▶ _RECORDS FOR PROCESSING_

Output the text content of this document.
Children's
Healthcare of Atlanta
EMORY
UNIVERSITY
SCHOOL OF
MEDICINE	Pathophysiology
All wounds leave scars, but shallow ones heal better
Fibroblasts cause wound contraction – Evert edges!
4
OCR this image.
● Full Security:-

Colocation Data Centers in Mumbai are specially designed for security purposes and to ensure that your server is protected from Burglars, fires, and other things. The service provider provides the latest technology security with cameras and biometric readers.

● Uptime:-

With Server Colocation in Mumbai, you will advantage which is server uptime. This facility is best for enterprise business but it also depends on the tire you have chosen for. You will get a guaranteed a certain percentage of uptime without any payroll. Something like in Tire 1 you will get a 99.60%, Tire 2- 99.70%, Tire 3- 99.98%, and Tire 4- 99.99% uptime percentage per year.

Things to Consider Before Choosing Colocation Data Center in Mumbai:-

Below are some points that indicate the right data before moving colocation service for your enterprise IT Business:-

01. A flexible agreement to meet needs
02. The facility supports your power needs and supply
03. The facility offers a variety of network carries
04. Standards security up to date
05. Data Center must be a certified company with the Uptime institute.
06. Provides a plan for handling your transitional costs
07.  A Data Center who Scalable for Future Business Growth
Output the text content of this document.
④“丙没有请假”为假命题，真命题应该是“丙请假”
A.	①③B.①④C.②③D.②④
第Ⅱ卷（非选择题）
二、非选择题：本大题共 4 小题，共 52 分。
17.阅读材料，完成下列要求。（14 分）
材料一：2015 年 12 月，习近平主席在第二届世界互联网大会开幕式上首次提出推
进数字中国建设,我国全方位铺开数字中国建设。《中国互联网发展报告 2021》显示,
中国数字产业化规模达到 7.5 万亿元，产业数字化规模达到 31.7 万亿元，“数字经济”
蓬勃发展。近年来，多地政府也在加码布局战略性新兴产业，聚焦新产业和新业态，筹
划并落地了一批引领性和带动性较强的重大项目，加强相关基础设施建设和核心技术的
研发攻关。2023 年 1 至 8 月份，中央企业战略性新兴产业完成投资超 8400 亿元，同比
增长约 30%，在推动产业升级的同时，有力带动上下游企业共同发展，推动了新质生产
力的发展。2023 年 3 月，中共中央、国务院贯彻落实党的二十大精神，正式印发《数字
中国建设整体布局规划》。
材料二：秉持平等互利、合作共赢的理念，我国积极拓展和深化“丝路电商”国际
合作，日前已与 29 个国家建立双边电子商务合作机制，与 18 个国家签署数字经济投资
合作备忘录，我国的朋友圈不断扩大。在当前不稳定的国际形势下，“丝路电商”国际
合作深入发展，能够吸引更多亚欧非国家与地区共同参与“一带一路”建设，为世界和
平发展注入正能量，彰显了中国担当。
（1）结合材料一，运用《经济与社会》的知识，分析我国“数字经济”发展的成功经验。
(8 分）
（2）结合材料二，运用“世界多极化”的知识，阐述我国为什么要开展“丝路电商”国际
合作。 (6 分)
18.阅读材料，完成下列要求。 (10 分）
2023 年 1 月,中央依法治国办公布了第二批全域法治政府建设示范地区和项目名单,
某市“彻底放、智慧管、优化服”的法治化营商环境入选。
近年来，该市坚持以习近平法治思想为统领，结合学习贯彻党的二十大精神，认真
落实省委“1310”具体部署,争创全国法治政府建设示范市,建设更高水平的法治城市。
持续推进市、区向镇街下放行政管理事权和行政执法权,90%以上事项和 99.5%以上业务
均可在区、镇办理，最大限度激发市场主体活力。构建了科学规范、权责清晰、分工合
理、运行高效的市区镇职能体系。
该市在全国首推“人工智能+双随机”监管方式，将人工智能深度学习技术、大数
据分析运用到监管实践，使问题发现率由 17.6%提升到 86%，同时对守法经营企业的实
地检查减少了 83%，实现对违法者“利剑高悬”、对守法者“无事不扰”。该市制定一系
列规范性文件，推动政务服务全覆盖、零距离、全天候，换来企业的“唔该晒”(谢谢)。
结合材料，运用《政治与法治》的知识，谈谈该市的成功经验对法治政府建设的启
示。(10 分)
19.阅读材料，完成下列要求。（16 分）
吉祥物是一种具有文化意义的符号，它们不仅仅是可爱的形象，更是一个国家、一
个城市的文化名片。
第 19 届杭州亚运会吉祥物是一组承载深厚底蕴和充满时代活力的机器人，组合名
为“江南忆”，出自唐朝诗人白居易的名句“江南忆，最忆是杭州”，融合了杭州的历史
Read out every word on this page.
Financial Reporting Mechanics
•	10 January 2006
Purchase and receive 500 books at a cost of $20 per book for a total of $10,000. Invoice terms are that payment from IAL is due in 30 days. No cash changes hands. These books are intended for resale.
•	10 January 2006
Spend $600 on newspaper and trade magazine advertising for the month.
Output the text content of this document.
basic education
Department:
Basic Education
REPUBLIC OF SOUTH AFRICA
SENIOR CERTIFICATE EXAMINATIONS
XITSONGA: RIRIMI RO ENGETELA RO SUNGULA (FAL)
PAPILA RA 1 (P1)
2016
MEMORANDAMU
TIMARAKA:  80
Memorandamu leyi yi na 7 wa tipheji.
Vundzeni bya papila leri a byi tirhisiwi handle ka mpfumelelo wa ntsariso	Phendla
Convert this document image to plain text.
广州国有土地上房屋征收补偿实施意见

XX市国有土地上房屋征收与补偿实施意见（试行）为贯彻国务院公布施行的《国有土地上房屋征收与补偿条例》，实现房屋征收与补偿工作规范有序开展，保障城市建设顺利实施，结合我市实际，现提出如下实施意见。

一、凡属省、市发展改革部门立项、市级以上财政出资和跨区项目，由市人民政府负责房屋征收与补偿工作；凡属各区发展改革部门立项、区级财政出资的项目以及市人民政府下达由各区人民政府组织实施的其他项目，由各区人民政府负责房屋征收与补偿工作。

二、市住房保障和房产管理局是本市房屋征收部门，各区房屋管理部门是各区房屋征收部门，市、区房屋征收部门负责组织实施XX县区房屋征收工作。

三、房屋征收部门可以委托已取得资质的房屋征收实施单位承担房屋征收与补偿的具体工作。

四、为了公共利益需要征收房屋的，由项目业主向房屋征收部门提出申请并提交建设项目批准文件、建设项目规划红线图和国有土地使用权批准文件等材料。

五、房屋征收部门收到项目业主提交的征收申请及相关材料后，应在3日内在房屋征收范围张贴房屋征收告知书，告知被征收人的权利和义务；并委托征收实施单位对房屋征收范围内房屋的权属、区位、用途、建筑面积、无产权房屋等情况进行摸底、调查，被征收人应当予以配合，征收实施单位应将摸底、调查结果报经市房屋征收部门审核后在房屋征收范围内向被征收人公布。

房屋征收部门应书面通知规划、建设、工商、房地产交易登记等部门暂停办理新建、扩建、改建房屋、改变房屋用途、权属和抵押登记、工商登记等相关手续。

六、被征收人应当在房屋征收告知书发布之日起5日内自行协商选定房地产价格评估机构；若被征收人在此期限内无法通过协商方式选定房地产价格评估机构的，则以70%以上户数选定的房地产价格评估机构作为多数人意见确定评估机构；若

▶ _AIM OF THE EXERCISE_
Copy each record from above without leaving any out.

▶ _SOLVED PROBLEM_
Output the text content of this document.
Children's
Healthcare of Atlanta
EMORY
UNIVERSITY
SCHOOL OF
MEDICINE	Pathophysiology
All wounds leave scars, but shallow ones heal better
Fibroblasts cause wound contraction – Evert edges!
4
OCR this image.
● Full Security:-

Colocation Data Centers in Mumbai are specially designed for security purposes and to ensure that your server is protected from Burglars, fires, and other things. The service provider provides the latest technology security with cameras and biometric readers.

● Uptime:-

With Server Colocation in Mumbai, you will advantage which is server uptime. This facility is best for enterprise business but it also depends on the tire you have chosen for. You will get a guaranteed a certain percentage of uptime without any payroll. Something like in Tire 1 you will get a 99.60%, Tire 2- 99.70%, Tire 3- 99.98%, and Tire 4- 99.99% uptime percentage per year.

Things to Consider Before Choosing Colocation Data Center in Mumbai:-

Below are some points that indicate the right data before moving colocation service for your enterprise IT Business:-

01. A flexible agreement to meet needs
02. The facility supports your power needs and supply
03. The facility offers a variety of network carries
04. Standards security up to date
05. Data Center must be a certified company with the Uptime institute.
06. Provides a plan for handling your transitional costs
07.  A Data Center who Scalable for Future Business Growth
Output the text content of this document.
④“丙没有请假”为假命题，真命题应该是“丙请假”
A.	①③B.①④C.②③D.②④
第Ⅱ卷（非选择题）
二、非选择题：本大题共 4 小题，共 52 分。
17.阅读材料，完成下列要求。（14 分）
材料一：2015 年 12 月，习近平主席在第二届世界互联网大会开幕式上首次提出推
进数字中国建设,我国全方位铺开数字中国建设。《中国互联网发展报告 2021》显示,
中国数字产业化规模达到 7.5 万亿元，产业数字化规模达到 31.7 万亿元，“数字经济”
蓬勃发展。近年来，多地政府也在加码布局战略性新兴产业，聚焦新产业和新业态，筹
划并落地了一批引领性和带动性较强的重大项目，加强相关基础设施建设和核心技术的
研发攻关。2023 年 1 至 8 月份，中央企业战略性新兴产业完成投资超 8400 亿元，同比
增长约 30%，在推动产业升级的同时，有力带动上下游企业共同发展，推动了新质生产
力的发展。2023 年 3 月，中共中央、国务院贯彻落实党的二十大精神，正式印发《数字
中国建设整体布局规划》。
材料二：秉持平等互利、合作共赢的理念，我国积极拓展和深化“丝路电商”国际
合作，日前已与 29 个国家建立双边电子商务合作机制，与 18 个国家签署数字经济投资
合作备忘录，我国的朋友圈不断扩大。在当前不稳定的国际形势下，“丝路电商”国际
合作深入发展，能够吸引更多亚欧非国家与地区共同参与“一带一路”建设，为世界和
平发展注入正能量，彰显了中国担当。
（1）结合材料一，运用《经济与社会》的知识，分析我国“数字经济”发展的成功经验。
(8 分）
（2）结合材料二，运用“世界多极化”的知识，阐述我国为什么要开展“丝路电商”国际
合作。 (6 分)
18.阅读材料，完成下列要求。 (10 分）
2023 年 1 月,中央依法治国办公布了第二批全域法治政府建设示范地区和项目名单,
某市“彻底放、智慧管、优化服”的法治化营商环境入选。
近年来，该市坚持以习近平法治思想为统领，结合学习贯彻党的二十大精神，认真
落实省委“1310”具体部署,争创全国法治政府建设示范市,建设更高水平的法治城市。
持续推进市、区向镇街下放行政管理事权和行政执法权,90%以上事项和 99.5%以上业务
均可在区、镇办理，最大限度激发市场主体活力。构建了科学规范、权责清晰、分工合
理、运行高效的市区镇职能体系。
该市在全国首推“人工智能+双随机”监管方式，将人工智能深度学习技术、大数
据分析运用到监管实践，使问题发现率由 17.6%提升到 86%，同时对守法经营企业的实
地检查减少了 83%，实现对违法者“利剑高悬”、对守法者“无事不扰”。该市制定一系
列规范性文件，推动政务服务全覆盖、零距离、全天候，换来企业的“唔该晒”(谢谢)。
结合材料，运用《政治与法治》的知识，谈谈该市的成功经验对法治政府建设的启
示。(10 分)
19.阅读材料，完成下列要求。（16 分）
吉祥物是一种具有文化意义的符号，它们不仅仅是可爱的形象，更是一个国家、一
个城市的文化名片。
第 19 届杭州亚运会吉祥物是一组承载深厚底蕴和充满时代活力的机器人，组合名
为“江南忆”，出自唐朝诗人白居易的名句“江南忆，最忆是杭州”，融合了杭州的历史
Read out every word on this page.
Financial Reporting Mechanics
•	10 January 2006
Purchase and receive 500 books at a cost of $20 per book for a total of $10,000. Invoice terms are that payment from IAL is due in 30 days. No cash changes hands. These books are intended for resale.
•	10 January 2006
Spend $600 on newspaper and trade magazine advertising for the month.
Output the text content of this document.
basic education
Department:
Basic Education
REPUBLIC OF SOUTH AFRICA
SENIOR CERTIFICATE EXAMINATIONS
XITSONGA: RIRIMI RO ENGETELA RO SUNGULA (FAL)
PAPILA RA 1 (P1)
2016
MEMORANDAMU
TIMARAKA:  80
Memorandamu leyi yi na 7 wa tipheji.
Vundzeni bya papila leri a byi tirhisiwi handle ka mpfumelelo wa ntsariso	Phendla
Convert this document image to plain text.
广州国有土地上房屋征收补偿实施意见

XX市国有土地上房屋征收与补偿实施意见（试行）为贯彻国务院公布施行的《国有土地上房屋征收与补偿条例》，实现房屋征收与补偿工作规范有序开展，保障城市建设顺利实施，结合我市实际，现提出如下实施意见。

一、凡属省、市发展改革部门立项、市级以上财政出资和跨区项目，由市人民政府负责房屋征收与补偿工作；凡属各区发展改革部门立项、区级财政出资的项目以及市人民政府下达由各区人民政府组织实施的其他项目，由各区人民政府负责房屋征收与补偿工作。

二、市住房保障和房产管理局是本市房屋征收部门，各区房屋管理部门是各区房屋征收部门，市、区房屋征收部门负责组织实施XX县区房屋征收工作。

三、房屋征收部门可以委托已取得资质的房屋征收实施单位承担房屋征收与补偿的具体工作。

四、为了公共利益需要征收房屋的，由项目业主向房屋征收部门提出申请并提交建设项目批准文件、建设项目规划红线图和国有土地使用权批准文件等材料。

五、房屋征收部门收到项目业主提交的征收申请及相关材料后，应在3日内在房屋征收范围张贴房屋征收告知书，告知被征收人的权利和义务；并委托征收实施单位对房屋征收范围内房屋的权属、区位、用途、建筑面积、无产权房屋等情况进行摸底、调查，被征收人应当予以配合，征收实施单位应将摸底、调查结果报经市房屋征收部门审核后在房屋征收范围内向被征收人公布。

房屋征收部门应书面通知规划、建设、工商、房地产交易登记等部门暂停办理新建、扩建、改建房屋、改变房屋用途、权属和抵押登记、工商登记等相关手续。

六、被征收人应当在房屋征收告知书发布之日起5日内自行协商选定房地产价格评估机构；若被征收人在此期限内无法通过协商方式选定房地产价格评估机构的，则以70%以上户数选定的房地产价格评估机构作为多数人意见确定评估机构；若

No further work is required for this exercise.